Quote the whole listing word for word, please.
○ ○ ○
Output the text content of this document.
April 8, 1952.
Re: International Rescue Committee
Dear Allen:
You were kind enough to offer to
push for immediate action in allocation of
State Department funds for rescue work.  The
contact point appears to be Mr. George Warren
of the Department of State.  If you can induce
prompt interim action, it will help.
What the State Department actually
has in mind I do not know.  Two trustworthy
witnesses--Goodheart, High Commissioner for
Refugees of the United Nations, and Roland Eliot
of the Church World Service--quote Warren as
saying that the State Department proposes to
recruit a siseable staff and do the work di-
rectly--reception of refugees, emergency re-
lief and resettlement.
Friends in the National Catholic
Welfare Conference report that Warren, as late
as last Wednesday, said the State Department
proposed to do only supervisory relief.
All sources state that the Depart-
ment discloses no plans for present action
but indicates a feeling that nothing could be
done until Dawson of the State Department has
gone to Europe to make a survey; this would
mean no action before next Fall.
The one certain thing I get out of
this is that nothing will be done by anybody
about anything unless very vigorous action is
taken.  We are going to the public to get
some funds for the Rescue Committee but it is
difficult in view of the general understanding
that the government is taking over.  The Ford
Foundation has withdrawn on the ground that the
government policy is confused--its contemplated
○ ○ ○
Result of the exercise
Output the text content of this document.
April 8, 1952.
Re: International Rescue Committee
Dear Allen:
You were kind enough to offer to
push for immediate action in allocation of
State Department funds for rescue work.  The
contact point appears to be Mr. George Warren
of the Department of State.  If you can induce
prompt interim action, it will help.
What the State Department actually
has in mind I do not know.  Two trustworthy
witnesses--Goodheart, High Commissioner for
Refugees of the United Nations, and Roland Eliot
of the Church World Service--quote Warren as
saying that the State Department proposes to
recruit a siseable staff and do the work di-
rectly--reception of refugees, emergency re-
lief and resettlement.
Friends in the National Catholic
Welfare Conference report that Warren, as late
as last Wednesday, said the State Department
proposed to do only supervisory relief.
All sources state that the Depart-
ment discloses no plans for present action
but indicates a feeling that nothing could be
done until Dawson of the State Department has
gone to Europe to make a survey; this would
mean no action before next Fall.
The one certain thing I get out of
this is that nothing will be done by anybody
about anything unless very vigorous action is
taken.  We are going to the public to get
some funds for the Rescue Committee but it is
difficult in view of the general understanding
that the government is taking over.  The Ford
Foundation has withdrawn on the ground that the
government policy is confused--its contemplated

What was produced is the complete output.